• _Data excerpts_
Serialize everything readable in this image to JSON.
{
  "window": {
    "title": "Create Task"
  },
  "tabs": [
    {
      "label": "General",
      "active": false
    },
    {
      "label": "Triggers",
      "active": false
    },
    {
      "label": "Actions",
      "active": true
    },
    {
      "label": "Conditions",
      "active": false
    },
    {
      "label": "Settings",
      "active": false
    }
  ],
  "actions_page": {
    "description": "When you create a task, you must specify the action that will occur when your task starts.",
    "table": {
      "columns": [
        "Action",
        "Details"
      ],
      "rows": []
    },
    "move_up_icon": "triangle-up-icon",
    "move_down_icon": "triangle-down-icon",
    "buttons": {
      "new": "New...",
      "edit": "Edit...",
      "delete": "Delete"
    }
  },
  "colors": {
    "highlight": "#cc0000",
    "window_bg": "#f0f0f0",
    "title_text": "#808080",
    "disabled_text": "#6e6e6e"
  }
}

• _Stated task_
Filter the records above for "icon" and copy every matching line.

• _Worked solution_
    "move_up_icon": "triangle-up-icon",
    "move_down_icon": "triangle-down-icon",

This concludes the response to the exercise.